WRITTEN TASK: Where the string "xlabel" occurs in the material below, report the whole line.

TASK DATA:
------------------------------------------------------------

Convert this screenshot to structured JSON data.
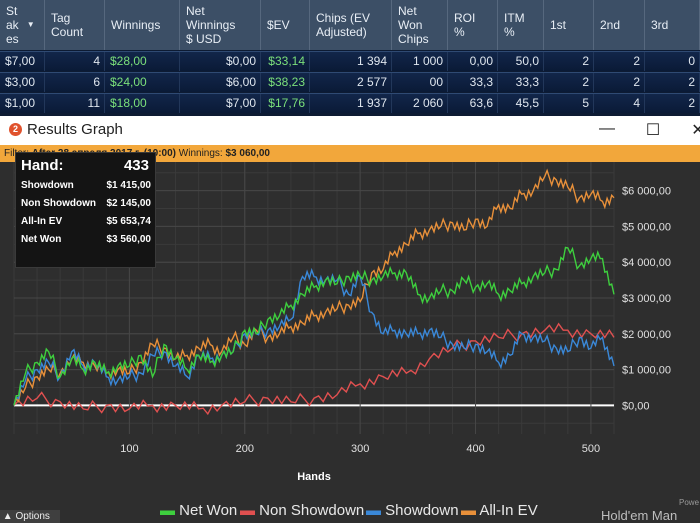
{
  "table": {
    "headers": [
      {
        "label": "St\nak\nes",
        "sort": "▼"
      },
      {
        "label": "Tag\nCount"
      },
      {
        "label": "Winnings"
      },
      {
        "label": "Net\nWinnings\n$ USD"
      },
      {
        "label": "$EV"
      },
      {
        "label": "Chips (EV\nAdjusted)"
      },
      {
        "label": "Net\nWon\nChips"
      },
      {
        "label": "ROI\n%"
      },
      {
        "label": "ITM\n%"
      },
      {
        "label": "1st"
      },
      {
        "label": "2nd"
      },
      {
        "label": "3rd"
      }
    ],
    "rows": [
      [
        "$7,00",
        "4",
        "$28,00",
        "$0,00",
        "$33,14",
        "1 394",
        "1 000",
        "0,00",
        "50,0",
        "2",
        "2",
        "0"
      ],
      [
        "$3,00",
        "6",
        "$24,00",
        "$6,00",
        "$38,23",
        "2 577",
        "00",
        "33,3",
        "33,3",
        "2",
        "2",
        "2"
      ],
      [
        "$1,00",
        "11",
        "$18,00",
        "$7,00",
        "$17,76",
        "1 937",
        "2 060",
        "63,6",
        "45,5",
        "5",
        "4",
        "2"
      ]
    ]
  },
  "window": {
    "title": "Results Graph",
    "icon": "2",
    "minimize": "—",
    "maximize": "☐",
    "close": "✕"
  },
  "filter": {
    "prefix": "Filter:",
    "text": "After 28 апреля 2017 г. (10:00)",
    "winnings_label": "Winnings:",
    "winnings_value": "$3 060,00"
  },
  "infobox": {
    "hand_label": "Hand:",
    "hand_value": "433",
    "rows": [
      {
        "label": "Showdown",
        "value": "$1 415,00"
      },
      {
        "label": "Non Showdown",
        "value": "$2 145,00"
      },
      {
        "label": "All-In EV",
        "value": "$5 653,74"
      },
      {
        "label": "Net Won",
        "value": "$3 560,00"
      }
    ]
  },
  "chart_data": {
    "type": "line",
    "xlabel": "Hands",
    "ylabel": "",
    "xlim": [
      0,
      520
    ],
    "ylim": [
      -800,
      6800
    ],
    "xticks": [
      100,
      200,
      300,
      400,
      500
    ],
    "yticks": [
      0,
      1000,
      2000,
      3000,
      4000,
      5000,
      6000
    ],
    "ytick_labels": [
      "$0,00",
      "$1 000,00",
      "$2 000,00",
      "$3 000,00",
      "$4 000,00",
      "$5 000,00",
      "$6 000,00"
    ],
    "grid": true,
    "legend_position": "bottom",
    "series": [
      {
        "name": "Net Won",
        "color": "#3ecf3e",
        "x": [
          0,
          10,
          20,
          30,
          40,
          50,
          60,
          70,
          80,
          90,
          100,
          110,
          120,
          130,
          140,
          150,
          160,
          170,
          180,
          190,
          200,
          210,
          220,
          230,
          240,
          250,
          260,
          270,
          280,
          290,
          300,
          310,
          320,
          330,
          340,
          350,
          360,
          370,
          380,
          390,
          400,
          410,
          420,
          430,
          440,
          450,
          460,
          470,
          480,
          490,
          500,
          510,
          520
        ],
        "y": [
          0,
          900,
          1200,
          1500,
          800,
          1300,
          1000,
          1200,
          900,
          1100,
          1100,
          1400,
          800,
          1700,
          1300,
          1000,
          1400,
          1200,
          1400,
          1500,
          2100,
          2000,
          2400,
          2500,
          2800,
          3100,
          3300,
          3500,
          3400,
          3600,
          3600,
          3500,
          3600,
          3700,
          3700,
          3100,
          3000,
          3200,
          3200,
          3500,
          3300,
          3400,
          3100,
          3200,
          3400,
          3600,
          3700,
          3800,
          4400,
          3900,
          4100,
          4100,
          3100
        ]
      },
      {
        "name": "Non Showdown",
        "color": "#e05050",
        "x": [
          0,
          20,
          40,
          60,
          80,
          100,
          120,
          140,
          160,
          180,
          200,
          220,
          240,
          260,
          280,
          300,
          320,
          340,
          360,
          380,
          400,
          420,
          440,
          460,
          480,
          500,
          520
        ],
        "y": [
          0,
          200,
          100,
          -100,
          0,
          -100,
          0,
          0,
          -100,
          0,
          100,
          200,
          100,
          200,
          300,
          600,
          800,
          900,
          1300,
          1600,
          1800,
          1900,
          2000,
          2100,
          2100,
          2000,
          1900
        ]
      },
      {
        "name": "Showdown",
        "color": "#3a88d8",
        "x": [
          0,
          10,
          20,
          30,
          40,
          50,
          60,
          70,
          80,
          90,
          100,
          110,
          120,
          130,
          140,
          150,
          160,
          170,
          180,
          190,
          200,
          210,
          220,
          230,
          240,
          250,
          260,
          270,
          280,
          290,
          300,
          310,
          320,
          330,
          340,
          350,
          360,
          370,
          380,
          390,
          400,
          410,
          420,
          430,
          440,
          450,
          460,
          470,
          480,
          490,
          500,
          510,
          520
        ],
        "y": [
          0,
          700,
          1000,
          1200,
          800,
          1500,
          1100,
          1200,
          800,
          700,
          800,
          900,
          1400,
          1500,
          1100,
          800,
          1400,
          1300,
          1400,
          1500,
          2000,
          2000,
          2100,
          2200,
          2400,
          3600,
          3600,
          3500,
          3500,
          3100,
          3600,
          2600,
          2000,
          2100,
          2000,
          2000,
          2100,
          1900,
          1700,
          1600,
          1700,
          1500,
          1200,
          1400,
          2000,
          1900,
          1800,
          1600,
          1500,
          1900,
          1600,
          1900,
          1100
        ]
      },
      {
        "name": "All-In EV",
        "color": "#e8903a",
        "x": [
          0,
          10,
          20,
          30,
          40,
          50,
          60,
          70,
          80,
          90,
          100,
          110,
          120,
          130,
          140,
          150,
          160,
          170,
          180,
          190,
          200,
          210,
          220,
          230,
          240,
          250,
          260,
          270,
          280,
          290,
          300,
          310,
          320,
          330,
          340,
          350,
          360,
          370,
          380,
          390,
          400,
          410,
          420,
          430,
          440,
          450,
          460,
          470,
          480,
          490,
          500,
          510,
          520
        ],
        "y": [
          0,
          500,
          800,
          1000,
          900,
          1300,
          1200,
          1100,
          900,
          1000,
          900,
          1200,
          1700,
          1600,
          1300,
          1400,
          1600,
          1700,
          1500,
          1900,
          1700,
          2100,
          1900,
          2000,
          2200,
          2300,
          2500,
          2600,
          2700,
          2800,
          2900,
          3700,
          3800,
          4300,
          4500,
          4800,
          4900,
          5000,
          5100,
          4900,
          5200,
          5000,
          5600,
          5500,
          5900,
          6000,
          6400,
          6300,
          6100,
          5800,
          5900,
          5700,
          5800
        ]
      }
    ]
  },
  "ui": {
    "options_label": "Options",
    "brand_text": "Hold'em Man",
    "powered_text": "Powe"
  }
}
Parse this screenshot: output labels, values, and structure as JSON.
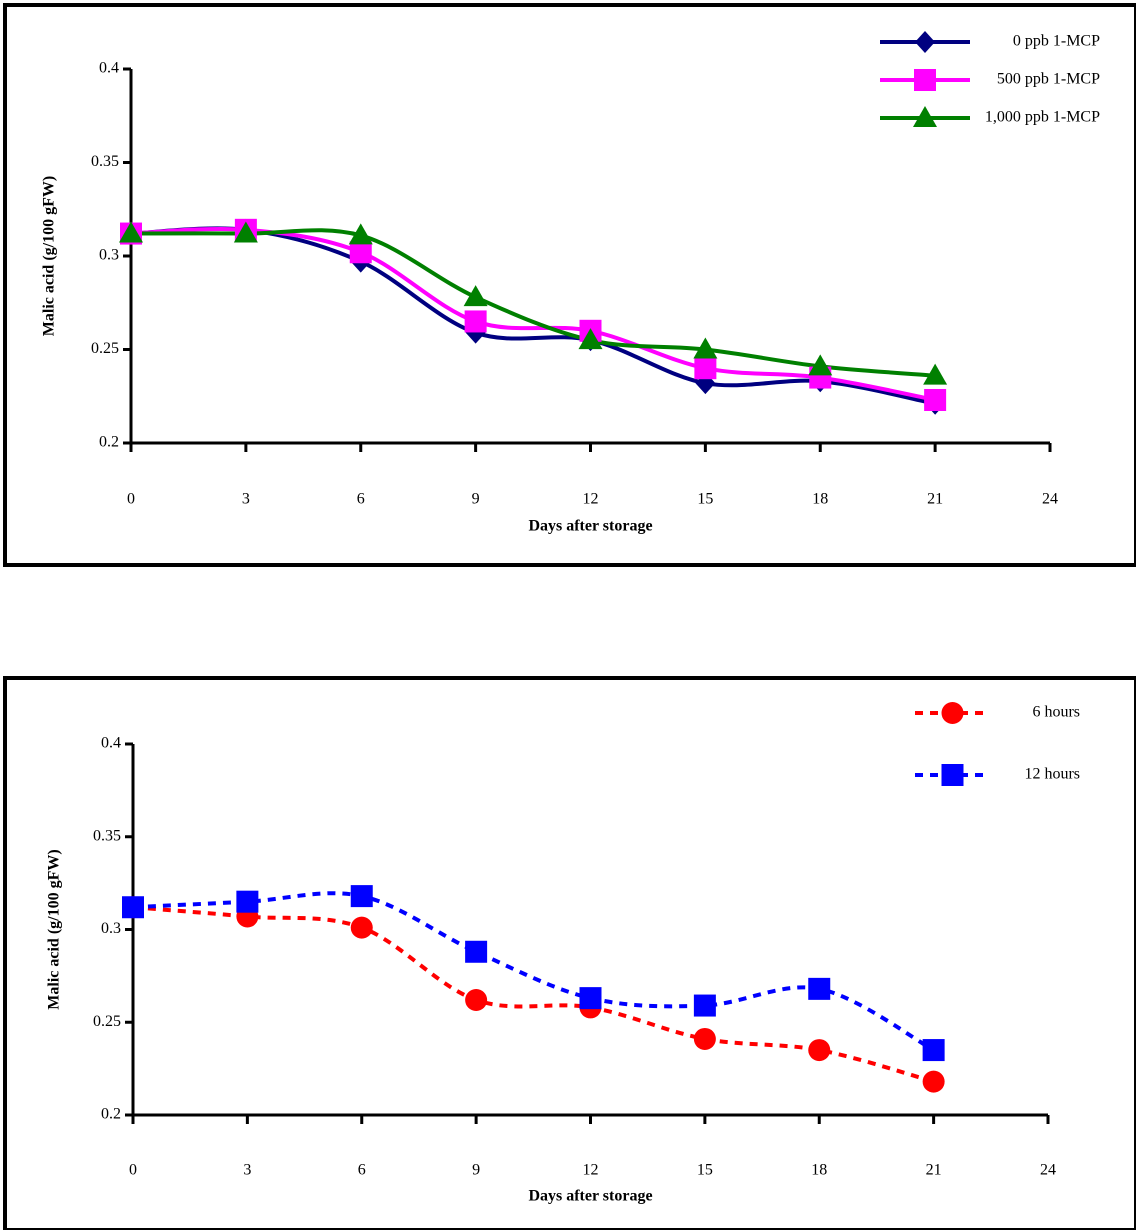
{
  "chart_data": [
    {
      "type": "line",
      "xlabel": "Days after storage",
      "ylabel": "Malic acid (g/100 gFW)",
      "x": [
        0,
        3,
        6,
        9,
        12,
        15,
        18,
        21
      ],
      "series": [
        {
          "name": "0 ppb 1-MCP",
          "color": "#000080",
          "marker": "diamond",
          "values": [
            0.312,
            0.314,
            0.297,
            0.259,
            0.255,
            0.232,
            0.233,
            0.221
          ]
        },
        {
          "name": "500 ppb 1-MCP",
          "color": "#ff00ff",
          "marker": "square",
          "values": [
            0.312,
            0.314,
            0.302,
            0.265,
            0.26,
            0.24,
            0.235,
            0.223
          ]
        },
        {
          "name": "1,000 ppb 1-MCP",
          "color": "#008000",
          "marker": "triangle",
          "values": [
            0.312,
            0.312,
            0.311,
            0.278,
            0.255,
            0.25,
            0.241,
            0.236
          ]
        }
      ],
      "xlim": [
        0,
        24
      ],
      "xticks": [
        0,
        3,
        6,
        9,
        12,
        15,
        18,
        21,
        24
      ],
      "ylim": [
        0.2,
        0.4
      ],
      "yticks": [
        0.2,
        0.25,
        0.3,
        0.35,
        0.4
      ],
      "linestyle": "solid",
      "legend": "upper right"
    },
    {
      "type": "line",
      "xlabel": "Days after storage",
      "ylabel": "Malic acid (g/100 gFW)",
      "x": [
        0,
        3,
        6,
        9,
        12,
        15,
        18,
        21
      ],
      "series": [
        {
          "name": "6 hours",
          "color": "#ff0000",
          "marker": "circle",
          "values": [
            0.312,
            0.307,
            0.301,
            0.262,
            0.258,
            0.241,
            0.235,
            0.218
          ]
        },
        {
          "name": "12 hours",
          "color": "#0000ff",
          "marker": "square",
          "values": [
            0.312,
            0.315,
            0.318,
            0.288,
            0.263,
            0.259,
            0.268,
            0.235
          ]
        }
      ],
      "xlim": [
        0,
        24
      ],
      "xticks": [
        0,
        3,
        6,
        9,
        12,
        15,
        18,
        21,
        24
      ],
      "ylim": [
        0.2,
        0.4
      ],
      "yticks": [
        0.2,
        0.25,
        0.3,
        0.35,
        0.4
      ],
      "linestyle": "dashed",
      "legend": "upper right"
    }
  ]
}
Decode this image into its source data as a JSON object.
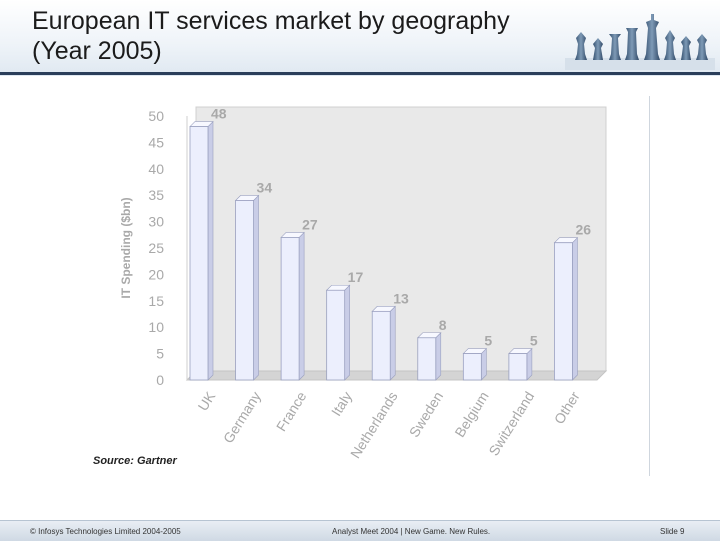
{
  "slide": {
    "title": "European IT services market by geography (Year 2005)",
    "source": "Source: Gartner",
    "footer": {
      "copyright": "© Infosys Technologies Limited 2004-2005",
      "event": "Analyst Meet 2004 | New Game. New Rules.",
      "slide_number": "Slide 9"
    }
  },
  "chart_data": {
    "type": "bar",
    "title": "European IT services market by geography (Year 2005)",
    "xlabel": "",
    "ylabel": "IT Spending ($bn)",
    "ylim": [
      0,
      50
    ],
    "yticks": [
      0,
      5,
      10,
      15,
      20,
      25,
      30,
      35,
      40,
      45,
      50
    ],
    "categories": [
      "UK",
      "Germany",
      "France",
      "Italy",
      "Netherlands",
      "Sweden",
      "Belgium",
      "Switzerland",
      "Other"
    ],
    "values": [
      48,
      34,
      27,
      17,
      13,
      8,
      5,
      5,
      26
    ],
    "colors": {
      "bar_face": "#eceffd",
      "bar_side": "#c9cde7",
      "bar_top": "#f7f8ff",
      "bar_edge": "#9aa0bf",
      "label": "#a9a9a9",
      "wall": "#e9e9e9",
      "floor": "#d4d4d4"
    }
  }
}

------------------------------------------------------------

WRITTEN RESPONSE:
    "xlabel": "Hands",
      "xlabel": "Days after storage",
      "xlabel": "Days after storage",
    "xlabel": "",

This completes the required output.